Given instruction:
Rewrite the records from their start through the line containing "refresh-icon[interactable]: ↻ (667, 218, 676, 231)", changing "Items per page" to "Rows per page" and leaving everything else as it is.

Material to process:
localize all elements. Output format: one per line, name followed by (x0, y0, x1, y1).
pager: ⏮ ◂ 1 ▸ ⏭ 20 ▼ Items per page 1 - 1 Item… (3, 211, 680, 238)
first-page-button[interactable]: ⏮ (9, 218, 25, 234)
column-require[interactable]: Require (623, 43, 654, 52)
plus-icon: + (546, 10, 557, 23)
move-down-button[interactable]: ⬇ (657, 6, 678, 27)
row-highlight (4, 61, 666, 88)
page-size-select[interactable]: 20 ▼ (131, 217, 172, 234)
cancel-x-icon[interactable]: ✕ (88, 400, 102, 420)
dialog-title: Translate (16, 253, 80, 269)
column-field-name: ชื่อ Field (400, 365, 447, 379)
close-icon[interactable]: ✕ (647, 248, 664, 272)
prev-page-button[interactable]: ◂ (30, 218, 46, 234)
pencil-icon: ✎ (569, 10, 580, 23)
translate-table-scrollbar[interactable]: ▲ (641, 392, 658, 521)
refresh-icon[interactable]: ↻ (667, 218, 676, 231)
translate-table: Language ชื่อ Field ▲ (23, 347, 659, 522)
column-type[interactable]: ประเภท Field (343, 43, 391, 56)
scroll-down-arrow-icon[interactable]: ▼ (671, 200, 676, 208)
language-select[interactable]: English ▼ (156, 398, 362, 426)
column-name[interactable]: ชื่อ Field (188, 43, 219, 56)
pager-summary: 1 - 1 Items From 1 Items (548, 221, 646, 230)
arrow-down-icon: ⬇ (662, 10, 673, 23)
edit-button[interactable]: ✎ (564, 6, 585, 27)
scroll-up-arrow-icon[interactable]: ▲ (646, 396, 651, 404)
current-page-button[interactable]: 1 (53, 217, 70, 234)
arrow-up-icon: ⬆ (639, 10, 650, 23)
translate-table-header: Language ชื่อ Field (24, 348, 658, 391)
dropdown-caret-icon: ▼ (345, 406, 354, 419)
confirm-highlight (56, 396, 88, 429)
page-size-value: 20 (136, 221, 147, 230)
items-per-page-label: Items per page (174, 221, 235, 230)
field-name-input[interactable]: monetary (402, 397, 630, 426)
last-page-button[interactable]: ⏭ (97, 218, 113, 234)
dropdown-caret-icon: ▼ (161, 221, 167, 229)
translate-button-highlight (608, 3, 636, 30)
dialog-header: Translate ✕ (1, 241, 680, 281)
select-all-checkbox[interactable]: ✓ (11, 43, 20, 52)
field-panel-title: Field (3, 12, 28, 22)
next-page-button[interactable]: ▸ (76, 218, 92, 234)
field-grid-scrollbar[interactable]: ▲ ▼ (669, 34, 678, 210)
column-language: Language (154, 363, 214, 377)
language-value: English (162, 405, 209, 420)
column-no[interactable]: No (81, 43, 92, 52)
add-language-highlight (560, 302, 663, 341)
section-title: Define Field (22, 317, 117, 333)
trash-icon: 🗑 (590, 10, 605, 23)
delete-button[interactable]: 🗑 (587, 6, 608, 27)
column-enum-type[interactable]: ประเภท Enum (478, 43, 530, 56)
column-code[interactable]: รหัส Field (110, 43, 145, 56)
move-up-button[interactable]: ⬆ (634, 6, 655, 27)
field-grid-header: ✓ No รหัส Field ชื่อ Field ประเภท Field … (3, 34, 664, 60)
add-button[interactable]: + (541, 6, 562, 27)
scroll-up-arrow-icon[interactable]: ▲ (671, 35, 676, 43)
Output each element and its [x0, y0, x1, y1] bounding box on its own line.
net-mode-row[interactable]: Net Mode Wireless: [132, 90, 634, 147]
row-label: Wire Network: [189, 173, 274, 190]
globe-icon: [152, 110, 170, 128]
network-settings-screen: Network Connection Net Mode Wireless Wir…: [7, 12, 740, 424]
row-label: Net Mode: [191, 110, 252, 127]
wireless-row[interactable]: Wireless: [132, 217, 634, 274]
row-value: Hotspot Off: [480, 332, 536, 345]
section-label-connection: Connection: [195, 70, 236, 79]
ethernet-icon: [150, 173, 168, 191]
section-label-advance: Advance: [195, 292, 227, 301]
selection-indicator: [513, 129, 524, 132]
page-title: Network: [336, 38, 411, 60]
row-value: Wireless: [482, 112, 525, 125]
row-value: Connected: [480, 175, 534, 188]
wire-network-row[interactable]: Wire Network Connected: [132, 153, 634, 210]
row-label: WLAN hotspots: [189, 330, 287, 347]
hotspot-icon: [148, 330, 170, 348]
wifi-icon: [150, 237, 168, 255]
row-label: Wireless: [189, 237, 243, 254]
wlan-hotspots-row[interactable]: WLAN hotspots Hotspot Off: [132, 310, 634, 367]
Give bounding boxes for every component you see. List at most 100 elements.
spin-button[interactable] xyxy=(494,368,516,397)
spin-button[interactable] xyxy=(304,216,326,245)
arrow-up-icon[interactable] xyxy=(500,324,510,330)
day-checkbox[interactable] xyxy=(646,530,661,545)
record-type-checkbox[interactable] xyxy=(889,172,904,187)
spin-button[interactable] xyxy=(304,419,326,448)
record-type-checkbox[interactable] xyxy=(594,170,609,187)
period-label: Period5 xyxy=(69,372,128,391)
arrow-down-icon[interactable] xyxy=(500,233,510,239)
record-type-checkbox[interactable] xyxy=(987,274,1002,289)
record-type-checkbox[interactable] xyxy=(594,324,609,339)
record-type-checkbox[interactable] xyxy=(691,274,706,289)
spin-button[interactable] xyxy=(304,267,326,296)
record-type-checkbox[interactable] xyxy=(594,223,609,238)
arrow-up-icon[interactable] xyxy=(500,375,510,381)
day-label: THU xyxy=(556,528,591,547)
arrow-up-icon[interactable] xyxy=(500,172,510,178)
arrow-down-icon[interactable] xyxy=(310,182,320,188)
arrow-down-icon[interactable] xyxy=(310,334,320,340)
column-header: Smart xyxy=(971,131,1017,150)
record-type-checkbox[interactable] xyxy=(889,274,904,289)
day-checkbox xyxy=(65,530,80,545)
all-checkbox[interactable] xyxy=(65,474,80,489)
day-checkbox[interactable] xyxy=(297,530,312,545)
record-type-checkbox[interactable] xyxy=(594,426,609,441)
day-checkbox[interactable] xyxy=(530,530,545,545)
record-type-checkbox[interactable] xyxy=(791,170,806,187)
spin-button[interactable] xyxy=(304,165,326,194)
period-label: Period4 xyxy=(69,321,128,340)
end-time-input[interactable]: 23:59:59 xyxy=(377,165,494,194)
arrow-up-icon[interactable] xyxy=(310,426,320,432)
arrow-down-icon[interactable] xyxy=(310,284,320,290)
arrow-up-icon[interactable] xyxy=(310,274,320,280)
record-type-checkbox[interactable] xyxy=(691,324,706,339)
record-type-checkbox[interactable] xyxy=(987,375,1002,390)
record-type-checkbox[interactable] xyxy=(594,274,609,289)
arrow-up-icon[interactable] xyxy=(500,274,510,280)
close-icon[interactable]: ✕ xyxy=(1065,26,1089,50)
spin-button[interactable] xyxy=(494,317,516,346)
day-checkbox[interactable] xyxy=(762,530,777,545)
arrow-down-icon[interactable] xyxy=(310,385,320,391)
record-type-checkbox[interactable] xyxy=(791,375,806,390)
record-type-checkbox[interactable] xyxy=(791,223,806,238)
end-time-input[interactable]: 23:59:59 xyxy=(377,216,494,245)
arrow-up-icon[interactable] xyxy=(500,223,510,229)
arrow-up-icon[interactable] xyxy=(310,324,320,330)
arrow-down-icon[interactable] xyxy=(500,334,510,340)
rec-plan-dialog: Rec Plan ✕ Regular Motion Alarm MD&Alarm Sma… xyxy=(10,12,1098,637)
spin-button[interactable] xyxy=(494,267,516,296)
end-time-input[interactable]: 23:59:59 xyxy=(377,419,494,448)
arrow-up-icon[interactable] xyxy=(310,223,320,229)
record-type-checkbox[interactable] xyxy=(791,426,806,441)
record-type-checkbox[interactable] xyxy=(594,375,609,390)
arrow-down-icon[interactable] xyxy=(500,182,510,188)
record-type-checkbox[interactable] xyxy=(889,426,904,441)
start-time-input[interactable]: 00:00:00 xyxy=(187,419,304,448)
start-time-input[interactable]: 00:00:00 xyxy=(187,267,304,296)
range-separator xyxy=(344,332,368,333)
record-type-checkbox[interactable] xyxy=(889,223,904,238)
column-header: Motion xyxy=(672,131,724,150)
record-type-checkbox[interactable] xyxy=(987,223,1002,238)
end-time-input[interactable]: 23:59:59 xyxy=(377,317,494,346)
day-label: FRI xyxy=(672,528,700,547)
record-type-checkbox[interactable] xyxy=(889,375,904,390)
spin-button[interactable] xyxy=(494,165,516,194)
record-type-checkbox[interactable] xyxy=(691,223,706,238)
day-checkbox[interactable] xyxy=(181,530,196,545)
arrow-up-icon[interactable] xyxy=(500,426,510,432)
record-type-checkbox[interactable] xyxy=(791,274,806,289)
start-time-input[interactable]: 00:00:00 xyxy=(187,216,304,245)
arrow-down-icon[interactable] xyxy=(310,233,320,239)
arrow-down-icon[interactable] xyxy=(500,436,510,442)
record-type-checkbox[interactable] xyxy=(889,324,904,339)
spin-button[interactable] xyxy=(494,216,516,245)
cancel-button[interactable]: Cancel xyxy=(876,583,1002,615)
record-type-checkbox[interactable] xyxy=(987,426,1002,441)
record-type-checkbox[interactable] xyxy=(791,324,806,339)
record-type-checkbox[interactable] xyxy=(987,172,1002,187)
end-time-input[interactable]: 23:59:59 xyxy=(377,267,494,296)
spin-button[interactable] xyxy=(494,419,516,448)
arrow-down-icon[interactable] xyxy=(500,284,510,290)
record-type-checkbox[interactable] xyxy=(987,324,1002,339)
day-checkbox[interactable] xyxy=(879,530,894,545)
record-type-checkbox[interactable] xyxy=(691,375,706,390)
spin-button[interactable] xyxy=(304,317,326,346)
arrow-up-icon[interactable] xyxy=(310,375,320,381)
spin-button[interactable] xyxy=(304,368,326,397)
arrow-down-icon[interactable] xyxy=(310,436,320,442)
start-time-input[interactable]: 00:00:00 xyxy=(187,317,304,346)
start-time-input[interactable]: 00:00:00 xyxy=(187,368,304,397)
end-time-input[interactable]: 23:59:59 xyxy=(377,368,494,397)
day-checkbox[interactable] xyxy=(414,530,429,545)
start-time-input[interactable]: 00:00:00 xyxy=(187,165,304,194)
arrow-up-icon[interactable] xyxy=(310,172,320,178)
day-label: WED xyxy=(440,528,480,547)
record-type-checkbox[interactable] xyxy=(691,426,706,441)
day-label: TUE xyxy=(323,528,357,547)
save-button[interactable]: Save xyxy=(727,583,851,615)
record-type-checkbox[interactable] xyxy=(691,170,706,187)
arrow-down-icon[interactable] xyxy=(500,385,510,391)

Full answer:
localize all elements. Output format: one per line, name followed by (x0, y0, x1, y1).
pager: ⏮ ◂ 1 ▸ ⏭ 20 ▼ Rows per page 1 - 1 Item… (3, 211, 680, 238)
first-page-button[interactable]: ⏮ (9, 218, 25, 234)
column-require[interactable]: Require (623, 43, 654, 52)
plus-icon: + (546, 10, 557, 23)
move-down-button[interactable]: ⬇ (657, 6, 678, 27)
row-highlight (4, 61, 666, 88)
page-size-select[interactable]: 20 ▼ (131, 217, 172, 234)
cancel-x-icon[interactable]: ✕ (88, 400, 102, 420)
dialog-title: Translate (16, 253, 80, 269)
column-field-name: ชื่อ Field (400, 365, 447, 379)
close-icon[interactable]: ✕ (647, 248, 664, 272)
prev-page-button[interactable]: ◂ (30, 218, 46, 234)
pencil-icon: ✎ (569, 10, 580, 23)
translate-table-scrollbar[interactable]: ▲ (641, 392, 658, 521)
refresh-icon[interactable]: ↻ (667, 218, 676, 231)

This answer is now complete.